Please output every line of the material as it stands, without the pictures.

Dataset entries on figures:
---+---

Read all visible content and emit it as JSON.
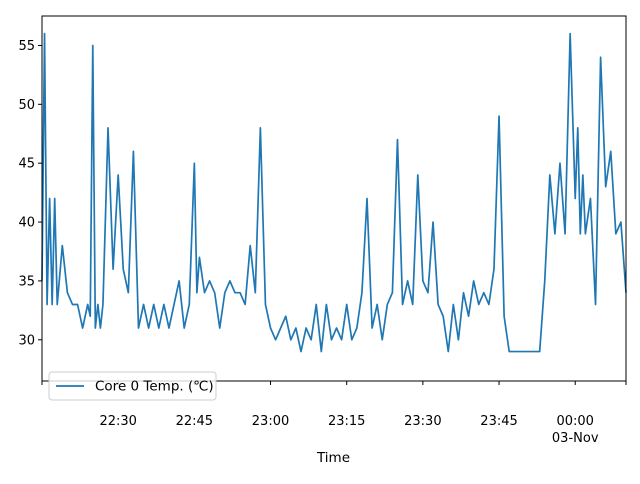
{
  "chart_data": {
    "type": "line",
    "title": "",
    "xlabel": "Time",
    "ylabel": "",
    "x_range": [
      "22:15",
      "00:10"
    ],
    "ylim": [
      26.5,
      57.5
    ],
    "grid": false,
    "legend_position": "lower-left",
    "line_color": "#1f77b4",
    "x_ticks": [
      {
        "t": "22:30",
        "label": "22:30",
        "sublabel": ""
      },
      {
        "t": "22:45",
        "label": "22:45",
        "sublabel": ""
      },
      {
        "t": "23:00",
        "label": "23:00",
        "sublabel": ""
      },
      {
        "t": "23:15",
        "label": "23:15",
        "sublabel": ""
      },
      {
        "t": "23:30",
        "label": "23:30",
        "sublabel": ""
      },
      {
        "t": "23:45",
        "label": "23:45",
        "sublabel": ""
      },
      {
        "t": "00:00",
        "label": "00:00",
        "sublabel": "03-Nov"
      }
    ],
    "y_ticks": [
      30,
      35,
      40,
      45,
      50,
      55
    ],
    "series": [
      {
        "name": "Core 0 Temp. (℃)",
        "color": "#1f77b4",
        "x": [
          "22:15",
          "22:15:30",
          "22:16",
          "22:16:30",
          "22:17",
          "22:17:30",
          "22:18",
          "22:19",
          "22:20",
          "22:21",
          "22:22",
          "22:23",
          "22:24",
          "22:24:30",
          "22:25",
          "22:25:30",
          "22:26",
          "22:26:30",
          "22:27",
          "22:28",
          "22:29",
          "22:30",
          "22:31",
          "22:32",
          "22:33",
          "22:34",
          "22:35",
          "22:36",
          "22:37",
          "22:38",
          "22:39",
          "22:40",
          "22:41",
          "22:42",
          "22:43",
          "22:44",
          "22:45",
          "22:45:30",
          "22:46",
          "22:47",
          "22:48",
          "22:49",
          "22:50",
          "22:51",
          "22:52",
          "22:53",
          "22:54",
          "22:55",
          "22:56",
          "22:57",
          "22:58",
          "22:59",
          "23:00",
          "23:01",
          "23:02",
          "23:03",
          "23:04",
          "23:05",
          "23:06",
          "23:07",
          "23:08",
          "23:09",
          "23:10",
          "23:11",
          "23:12",
          "23:13",
          "23:14",
          "23:15",
          "23:16",
          "23:17",
          "23:18",
          "23:19",
          "23:20",
          "23:21",
          "23:22",
          "23:23",
          "23:24",
          "23:25",
          "23:26",
          "23:27",
          "23:28",
          "23:29",
          "23:30",
          "23:31",
          "23:32",
          "23:33",
          "23:34",
          "23:35",
          "23:36",
          "23:37",
          "23:38",
          "23:39",
          "23:40",
          "23:41",
          "23:42",
          "23:43",
          "23:44",
          "23:45",
          "23:46",
          "23:47",
          "23:48",
          "23:49",
          "23:50",
          "23:51",
          "23:52",
          "23:53",
          "23:54",
          "23:55",
          "23:56",
          "23:57",
          "23:58",
          "23:59",
          "00:00",
          "00:00:30",
          "00:01",
          "00:01:30",
          "00:02",
          "00:03",
          "00:04",
          "00:05",
          "00:06",
          "00:07",
          "00:08",
          "00:09",
          "00:10"
        ],
        "values": [
          35,
          56,
          33,
          42,
          33,
          42,
          33,
          38,
          34,
          33,
          33,
          31,
          33,
          32,
          55,
          31,
          33,
          31,
          33,
          48,
          36,
          44,
          36,
          34,
          46,
          31,
          33,
          31,
          33,
          31,
          33,
          31,
          33,
          35,
          31,
          33,
          45,
          34,
          37,
          34,
          35,
          34,
          31,
          34,
          35,
          34,
          34,
          33,
          38,
          34,
          48,
          33,
          31,
          30,
          31,
          32,
          30,
          31,
          29,
          31,
          30,
          33,
          29,
          33,
          30,
          31,
          30,
          33,
          30,
          31,
          34,
          42,
          31,
          33,
          30,
          33,
          34,
          47,
          33,
          35,
          33,
          44,
          35,
          34,
          40,
          33,
          32,
          29,
          33,
          30,
          34,
          32,
          35,
          33,
          34,
          33,
          36,
          49,
          32,
          29,
          29,
          29,
          29,
          29,
          29,
          29,
          35,
          44,
          39,
          45,
          39,
          56,
          42,
          48,
          39,
          44,
          39,
          42,
          33,
          54,
          43,
          46,
          39,
          40,
          34
        ]
      }
    ]
  }
}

---+---

▶ [SOLUTION TO THE EXERCISE]:
Read all visible content and emit it as JSON.
{
  "chart_data": {
    "type": "line",
    "title": "",
    "xlabel": "Time",
    "ylabel": "",
    "x_range": [
      "22:15",
      "00:10"
    ],
    "ylim": [
      26.5,
      57.5
    ],
    "grid": false,
    "legend_position": "lower-left",
    "line_color": "#1f77b4",
    "x_ticks": [
      {
        "t": "22:30",
        "label": "22:30",
        "sublabel": ""
      },
      {
        "t": "22:45",
        "label": "22:45",
        "sublabel": ""
      },
      {
        "t": "23:00",
        "label": "23:00",
        "sublabel": ""
      },
      {
        "t": "23:15",
        "label": "23:15",
        "sublabel": ""
      },
      {
        "t": "23:30",
        "label": "23:30",
        "sublabel": ""
      },
      {
        "t": "23:45",
        "label": "23:45",
        "sublabel": ""
      },
      {
        "t": "00:00",
        "label": "00:00",
        "sublabel": "03-Nov"
      }
    ],
    "y_ticks": [
      30,
      35,
      40,
      45,
      50,
      55
    ],
    "series": [
      {
        "name": "Core 0 Temp. (℃)",
        "color": "#1f77b4",
        "x": [
          "22:15",
          "22:15:30",
          "22:16",
          "22:16:30",
          "22:17",
          "22:17:30",
          "22:18",
          "22:19",
          "22:20",
          "22:21",
          "22:22",
          "22:23",
          "22:24",
          "22:24:30",
          "22:25",
          "22:25:30",
          "22:26",
          "22:26:30",
          "22:27",
          "22:28",
          "22:29",
          "22:30",
          "22:31",
          "22:32",
          "22:33",
          "22:34",
          "22:35",
          "22:36",
          "22:37",
          "22:38",
          "22:39",
          "22:40",
          "22:41",
          "22:42",
          "22:43",
          "22:44",
          "22:45",
          "22:45:30",
          "22:46",
          "22:47",
          "22:48",
          "22:49",
          "22:50",
          "22:51",
          "22:52",
          "22:53",
          "22:54",
          "22:55",
          "22:56",
          "22:57",
          "22:58",
          "22:59",
          "23:00",
          "23:01",
          "23:02",
          "23:03",
          "23:04",
          "23:05",
          "23:06",
          "23:07",
          "23:08",
          "23:09",
          "23:10",
          "23:11",
          "23:12",
          "23:13",
          "23:14",
          "23:15",
          "23:16",
          "23:17",
          "23:18",
          "23:19",
          "23:20",
          "23:21",
          "23:22",
          "23:23",
          "23:24",
          "23:25",
          "23:26",
          "23:27",
          "23:28",
          "23:29",
          "23:30",
          "23:31",
          "23:32",
          "23:33",
          "23:34",
          "23:35",
          "23:36",
          "23:37",
          "23:38",
          "23:39",
          "23:40",
          "23:41",
          "23:42",
          "23:43",
          "23:44",
          "23:45",
          "23:46",
          "23:47",
          "23:48",
          "23:49",
          "23:50",
          "23:51",
          "23:52",
          "23:53",
          "23:54",
          "23:55",
          "23:56",
          "23:57",
          "23:58",
          "23:59",
          "00:00",
          "00:00:30",
          "00:01",
          "00:01:30",
          "00:02",
          "00:03",
          "00:04",
          "00:05",
          "00:06",
          "00:07",
          "00:08",
          "00:09",
          "00:10"
        ],
        "values": [
          35,
          56,
          33,
          42,
          33,
          42,
          33,
          38,
          34,
          33,
          33,
          31,
          33,
          32,
          55,
          31,
          33,
          31,
          33,
          48,
          36,
          44,
          36,
          34,
          46,
          31,
          33,
          31,
          33,
          31,
          33,
          31,
          33,
          35,
          31,
          33,
          45,
          34,
          37,
          34,
          35,
          34,
          31,
          34,
          35,
          34,
          34,
          33,
          38,
          34,
          48,
          33,
          31,
          30,
          31,
          32,
          30,
          31,
          29,
          31,
          30,
          33,
          29,
          33,
          30,
          31,
          30,
          33,
          30,
          31,
          34,
          42,
          31,
          33,
          30,
          33,
          34,
          47,
          33,
          35,
          33,
          44,
          35,
          34,
          40,
          33,
          32,
          29,
          33,
          30,
          34,
          32,
          35,
          33,
          34,
          33,
          36,
          49,
          32,
          29,
          29,
          29,
          29,
          29,
          29,
          29,
          35,
          44,
          39,
          45,
          39,
          56,
          42,
          48,
          39,
          44,
          39,
          42,
          33,
          54,
          43,
          46,
          39,
          40,
          34
        ]
      }
    ]
  }
}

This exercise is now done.